[START Listed entries]
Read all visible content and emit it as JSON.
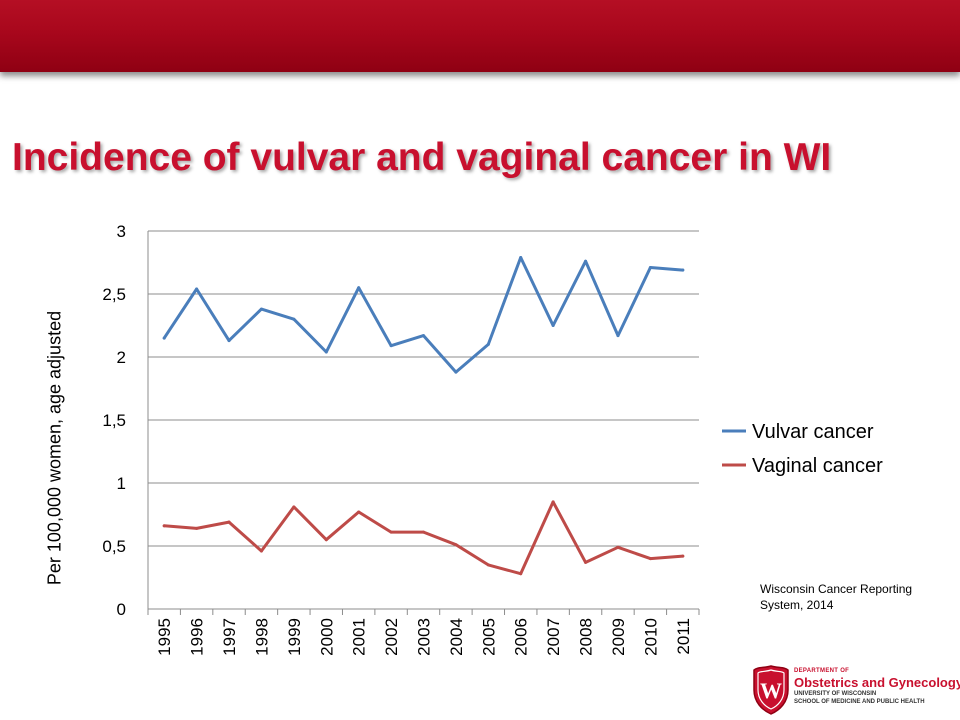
{
  "slide": {
    "title": "Incidence of vulvar and vaginal cancer in WI",
    "source": "Wisconsin Cancer Reporting System, 2014"
  },
  "logo": {
    "department": "DEPARTMENT OF",
    "name": "Obstetrics and Gynecology",
    "university": "UNIVERSITY OF WISCONSIN",
    "school": "SCHOOL OF MEDICINE AND PUBLIC HEALTH",
    "crest_letter": "W"
  },
  "colors": {
    "banner": "#a8071c",
    "title": "#c8102e",
    "vulvar": "#4a7ebb",
    "vaginal": "#be4b48",
    "grid": "#8c8c8c"
  },
  "chart_data": {
    "type": "line",
    "title": "",
    "xlabel": "",
    "ylabel": "Per 100,000 women, age adjusted",
    "x": [
      "1995",
      "1996",
      "1997",
      "1998",
      "1999",
      "2000",
      "2001",
      "2002",
      "2003",
      "2004",
      "2005",
      "2006",
      "2007",
      "2008",
      "2009",
      "2010",
      "2011"
    ],
    "y_ticks": [
      "0",
      "0,5",
      "1",
      "1,5",
      "2",
      "2,5",
      "3"
    ],
    "ylim": [
      0,
      3
    ],
    "grid": true,
    "legend_position": "right",
    "series": [
      {
        "name": "Vulvar cancer",
        "color": "#4a7ebb",
        "values": [
          2.15,
          2.54,
          2.13,
          2.38,
          2.3,
          2.04,
          2.55,
          2.09,
          2.17,
          1.88,
          2.1,
          2.79,
          2.25,
          2.76,
          2.17,
          2.71,
          2.69
        ]
      },
      {
        "name": "Vaginal cancer",
        "color": "#be4b48",
        "values": [
          0.66,
          0.64,
          0.69,
          0.46,
          0.81,
          0.55,
          0.77,
          0.61,
          0.61,
          0.51,
          0.35,
          0.28,
          0.85,
          0.37,
          0.49,
          0.4,
          0.42
        ]
      }
    ]
  }
}
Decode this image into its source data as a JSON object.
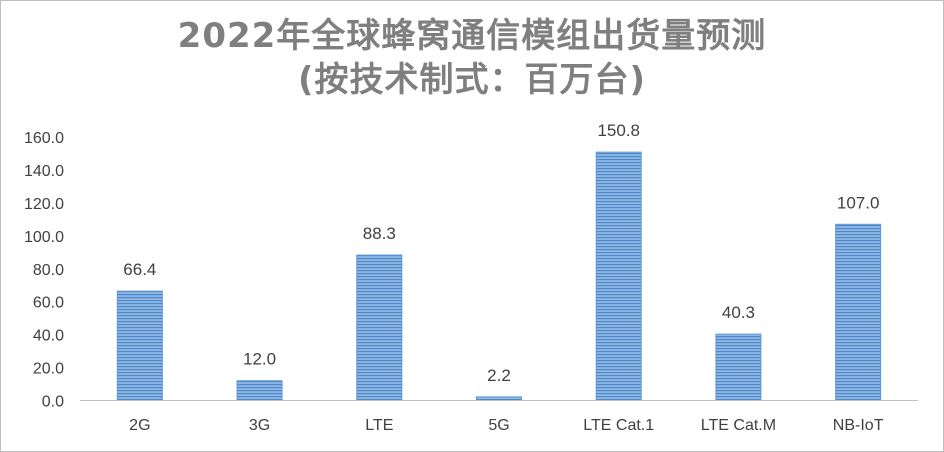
{
  "chart_data": {
    "type": "bar",
    "title_line1": "2022年全球蜂窝通信模组出货量预测",
    "title_line2": "(按技术制式：百万台)",
    "categories": [
      "2G",
      "3G",
      "LTE",
      "5G",
      "LTE Cat.1",
      "LTE Cat.M",
      "NB-IoT"
    ],
    "values": [
      66.4,
      12.0,
      88.3,
      2.2,
      150.8,
      40.3,
      107.0
    ],
    "value_labels": [
      "66.4",
      "12.0",
      "88.3",
      "2.2",
      "150.8",
      "40.3",
      "107.0"
    ],
    "y_ticks": [
      "0.0",
      "20.0",
      "40.0",
      "60.0",
      "80.0",
      "100.0",
      "120.0",
      "140.0",
      "160.0"
    ],
    "ylim": [
      0,
      160
    ],
    "grid": false,
    "legend": "none",
    "bar_color": "#5b9bd5",
    "bar_fill": "horizontal-stripes"
  }
}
[END Listed entries]
§ What needs to be done: Quote the data above in full and without alteration; skip the pictures.

§ Final answer:
Read all visible content and emit it as JSON.
{
  "slide": {
    "title": "Incidence of vulvar and vaginal cancer in WI",
    "source": "Wisconsin Cancer Reporting System, 2014"
  },
  "logo": {
    "department": "DEPARTMENT OF",
    "name": "Obstetrics and Gynecology",
    "university": "UNIVERSITY OF WISCONSIN",
    "school": "SCHOOL OF MEDICINE AND PUBLIC HEALTH",
    "crest_letter": "W"
  },
  "colors": {
    "banner": "#a8071c",
    "title": "#c8102e",
    "vulvar": "#4a7ebb",
    "vaginal": "#be4b48",
    "grid": "#8c8c8c"
  },
  "chart_data": {
    "type": "line",
    "title": "",
    "xlabel": "",
    "ylabel": "Per 100,000 women, age adjusted",
    "x": [
      "1995",
      "1996",
      "1997",
      "1998",
      "1999",
      "2000",
      "2001",
      "2002",
      "2003",
      "2004",
      "2005",
      "2006",
      "2007",
      "2008",
      "2009",
      "2010",
      "2011"
    ],
    "y_ticks": [
      "0",
      "0,5",
      "1",
      "1,5",
      "2",
      "2,5",
      "3"
    ],
    "ylim": [
      0,
      3
    ],
    "grid": true,
    "legend_position": "right",
    "series": [
      {
        "name": "Vulvar cancer",
        "color": "#4a7ebb",
        "values": [
          2.15,
          2.54,
          2.13,
          2.38,
          2.3,
          2.04,
          2.55,
          2.09,
          2.17,
          1.88,
          2.1,
          2.79,
          2.25,
          2.76,
          2.17,
          2.71,
          2.69
        ]
      },
      {
        "name": "Vaginal cancer",
        "color": "#be4b48",
        "values": [
          0.66,
          0.64,
          0.69,
          0.46,
          0.81,
          0.55,
          0.77,
          0.61,
          0.61,
          0.51,
          0.35,
          0.28,
          0.85,
          0.37,
          0.49,
          0.4,
          0.42
        ]
      }
    ]
  }
}
Decode this image into its source data as a JSON object.
{
  "chart_data": {
    "type": "bar",
    "title_line1": "2022年全球蜂窝通信模组出货量预测",
    "title_line2": "(按技术制式：百万台)",
    "categories": [
      "2G",
      "3G",
      "LTE",
      "5G",
      "LTE Cat.1",
      "LTE Cat.M",
      "NB-IoT"
    ],
    "values": [
      66.4,
      12.0,
      88.3,
      2.2,
      150.8,
      40.3,
      107.0
    ],
    "value_labels": [
      "66.4",
      "12.0",
      "88.3",
      "2.2",
      "150.8",
      "40.3",
      "107.0"
    ],
    "y_ticks": [
      "0.0",
      "20.0",
      "40.0",
      "60.0",
      "80.0",
      "100.0",
      "120.0",
      "140.0",
      "160.0"
    ],
    "ylim": [
      0,
      160
    ],
    "grid": false,
    "legend": "none",
    "bar_color": "#5b9bd5",
    "bar_fill": "horizontal-stripes"
  }
}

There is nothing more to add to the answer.